[Data entries for graphics]
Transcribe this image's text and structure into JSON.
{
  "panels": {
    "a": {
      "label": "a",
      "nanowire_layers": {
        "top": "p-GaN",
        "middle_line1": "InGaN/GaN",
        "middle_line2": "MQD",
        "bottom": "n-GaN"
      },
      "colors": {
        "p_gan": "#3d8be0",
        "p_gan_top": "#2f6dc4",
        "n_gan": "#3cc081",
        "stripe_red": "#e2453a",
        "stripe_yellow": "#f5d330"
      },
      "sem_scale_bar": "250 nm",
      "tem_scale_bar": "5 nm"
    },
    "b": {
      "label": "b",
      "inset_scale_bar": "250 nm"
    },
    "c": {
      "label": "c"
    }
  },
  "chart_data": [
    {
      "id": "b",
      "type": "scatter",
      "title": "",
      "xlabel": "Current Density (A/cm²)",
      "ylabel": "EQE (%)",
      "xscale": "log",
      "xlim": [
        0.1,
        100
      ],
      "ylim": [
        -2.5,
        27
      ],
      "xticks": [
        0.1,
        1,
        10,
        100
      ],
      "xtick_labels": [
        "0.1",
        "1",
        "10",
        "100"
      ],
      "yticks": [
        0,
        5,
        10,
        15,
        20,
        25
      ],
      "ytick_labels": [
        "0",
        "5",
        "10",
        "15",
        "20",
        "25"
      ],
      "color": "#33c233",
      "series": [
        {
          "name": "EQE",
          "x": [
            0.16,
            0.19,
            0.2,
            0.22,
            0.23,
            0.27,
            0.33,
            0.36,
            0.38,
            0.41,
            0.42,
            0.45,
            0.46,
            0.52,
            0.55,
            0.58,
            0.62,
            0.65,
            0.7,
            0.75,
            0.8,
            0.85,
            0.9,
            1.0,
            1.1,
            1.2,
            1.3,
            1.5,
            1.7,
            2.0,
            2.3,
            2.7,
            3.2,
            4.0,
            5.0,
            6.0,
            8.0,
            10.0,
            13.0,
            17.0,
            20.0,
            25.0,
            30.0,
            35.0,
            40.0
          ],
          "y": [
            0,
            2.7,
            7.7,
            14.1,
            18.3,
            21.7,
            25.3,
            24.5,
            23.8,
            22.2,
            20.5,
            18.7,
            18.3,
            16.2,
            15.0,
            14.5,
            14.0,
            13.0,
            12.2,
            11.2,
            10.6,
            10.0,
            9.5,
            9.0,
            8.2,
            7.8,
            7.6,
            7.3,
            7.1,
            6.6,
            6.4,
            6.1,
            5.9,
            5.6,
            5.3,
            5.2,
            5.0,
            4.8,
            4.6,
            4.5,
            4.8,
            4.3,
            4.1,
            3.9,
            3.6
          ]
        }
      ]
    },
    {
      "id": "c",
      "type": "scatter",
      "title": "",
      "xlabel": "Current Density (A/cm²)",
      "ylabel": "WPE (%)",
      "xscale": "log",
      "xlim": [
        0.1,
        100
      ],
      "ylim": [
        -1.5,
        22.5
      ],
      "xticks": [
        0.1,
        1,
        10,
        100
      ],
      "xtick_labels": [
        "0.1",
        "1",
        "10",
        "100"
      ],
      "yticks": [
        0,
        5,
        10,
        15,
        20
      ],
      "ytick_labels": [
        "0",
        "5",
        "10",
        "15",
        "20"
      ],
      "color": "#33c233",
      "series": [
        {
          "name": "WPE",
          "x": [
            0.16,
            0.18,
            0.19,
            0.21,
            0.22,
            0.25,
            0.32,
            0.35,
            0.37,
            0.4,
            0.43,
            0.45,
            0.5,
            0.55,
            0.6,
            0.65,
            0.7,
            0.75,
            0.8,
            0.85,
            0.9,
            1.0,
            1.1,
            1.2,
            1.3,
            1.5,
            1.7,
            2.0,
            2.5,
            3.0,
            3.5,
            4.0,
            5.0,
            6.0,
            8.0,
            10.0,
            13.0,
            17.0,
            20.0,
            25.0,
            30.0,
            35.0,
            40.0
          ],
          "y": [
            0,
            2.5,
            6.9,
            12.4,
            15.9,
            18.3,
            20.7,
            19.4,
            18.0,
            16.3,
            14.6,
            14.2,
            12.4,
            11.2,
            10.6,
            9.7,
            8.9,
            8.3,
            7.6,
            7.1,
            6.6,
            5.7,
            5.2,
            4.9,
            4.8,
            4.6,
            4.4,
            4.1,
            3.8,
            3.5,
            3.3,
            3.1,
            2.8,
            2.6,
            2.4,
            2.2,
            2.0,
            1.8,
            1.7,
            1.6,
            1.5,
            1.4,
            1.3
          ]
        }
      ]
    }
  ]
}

→ Stated exercise
Return all of the data word for word.

→ Answer to this problem
Transcribe this image's text and structure into JSON.
{
  "panels": {
    "a": {
      "label": "a",
      "nanowire_layers": {
        "top": "p-GaN",
        "middle_line1": "InGaN/GaN",
        "middle_line2": "MQD",
        "bottom": "n-GaN"
      },
      "colors": {
        "p_gan": "#3d8be0",
        "p_gan_top": "#2f6dc4",
        "n_gan": "#3cc081",
        "stripe_red": "#e2453a",
        "stripe_yellow": "#f5d330"
      },
      "sem_scale_bar": "250 nm",
      "tem_scale_bar": "5 nm"
    },
    "b": {
      "label": "b",
      "inset_scale_bar": "250 nm"
    },
    "c": {
      "label": "c"
    }
  },
  "chart_data": [
    {
      "id": "b",
      "type": "scatter",
      "title": "",
      "xlabel": "Current Density (A/cm²)",
      "ylabel": "EQE (%)",
      "xscale": "log",
      "xlim": [
        0.1,
        100
      ],
      "ylim": [
        -2.5,
        27
      ],
      "xticks": [
        0.1,
        1,
        10,
        100
      ],
      "xtick_labels": [
        "0.1",
        "1",
        "10",
        "100"
      ],
      "yticks": [
        0,
        5,
        10,
        15,
        20,
        25
      ],
      "ytick_labels": [
        "0",
        "5",
        "10",
        "15",
        "20",
        "25"
      ],
      "color": "#33c233",
      "series": [
        {
          "name": "EQE",
          "x": [
            0.16,
            0.19,
            0.2,
            0.22,
            0.23,
            0.27,
            0.33,
            0.36,
            0.38,
            0.41,
            0.42,
            0.45,
            0.46,
            0.52,
            0.55,
            0.58,
            0.62,
            0.65,
            0.7,
            0.75,
            0.8,
            0.85,
            0.9,
            1.0,
            1.1,
            1.2,
            1.3,
            1.5,
            1.7,
            2.0,
            2.3,
            2.7,
            3.2,
            4.0,
            5.0,
            6.0,
            8.0,
            10.0,
            13.0,
            17.0,
            20.0,
            25.0,
            30.0,
            35.0,
            40.0
          ],
          "y": [
            0,
            2.7,
            7.7,
            14.1,
            18.3,
            21.7,
            25.3,
            24.5,
            23.8,
            22.2,
            20.5,
            18.7,
            18.3,
            16.2,
            15.0,
            14.5,
            14.0,
            13.0,
            12.2,
            11.2,
            10.6,
            10.0,
            9.5,
            9.0,
            8.2,
            7.8,
            7.6,
            7.3,
            7.1,
            6.6,
            6.4,
            6.1,
            5.9,
            5.6,
            5.3,
            5.2,
            5.0,
            4.8,
            4.6,
            4.5,
            4.8,
            4.3,
            4.1,
            3.9,
            3.6
          ]
        }
      ]
    },
    {
      "id": "c",
      "type": "scatter",
      "title": "",
      "xlabel": "Current Density (A/cm²)",
      "ylabel": "WPE (%)",
      "xscale": "log",
      "xlim": [
        0.1,
        100
      ],
      "ylim": [
        -1.5,
        22.5
      ],
      "xticks": [
        0.1,
        1,
        10,
        100
      ],
      "xtick_labels": [
        "0.1",
        "1",
        "10",
        "100"
      ],
      "yticks": [
        0,
        5,
        10,
        15,
        20
      ],
      "ytick_labels": [
        "0",
        "5",
        "10",
        "15",
        "20"
      ],
      "color": "#33c233",
      "series": [
        {
          "name": "WPE",
          "x": [
            0.16,
            0.18,
            0.19,
            0.21,
            0.22,
            0.25,
            0.32,
            0.35,
            0.37,
            0.4,
            0.43,
            0.45,
            0.5,
            0.55,
            0.6,
            0.65,
            0.7,
            0.75,
            0.8,
            0.85,
            0.9,
            1.0,
            1.1,
            1.2,
            1.3,
            1.5,
            1.7,
            2.0,
            2.5,
            3.0,
            3.5,
            4.0,
            5.0,
            6.0,
            8.0,
            10.0,
            13.0,
            17.0,
            20.0,
            25.0,
            30.0,
            35.0,
            40.0
          ],
          "y": [
            0,
            2.5,
            6.9,
            12.4,
            15.9,
            18.3,
            20.7,
            19.4,
            18.0,
            16.3,
            14.6,
            14.2,
            12.4,
            11.2,
            10.6,
            9.7,
            8.9,
            8.3,
            7.6,
            7.1,
            6.6,
            5.7,
            5.2,
            4.9,
            4.8,
            4.6,
            4.4,
            4.1,
            3.8,
            3.5,
            3.3,
            3.1,
            2.8,
            2.6,
            2.4,
            2.2,
            2.0,
            1.8,
            1.7,
            1.6,
            1.5,
            1.4,
            1.3
          ]
        }
      ]
    }
  ]
}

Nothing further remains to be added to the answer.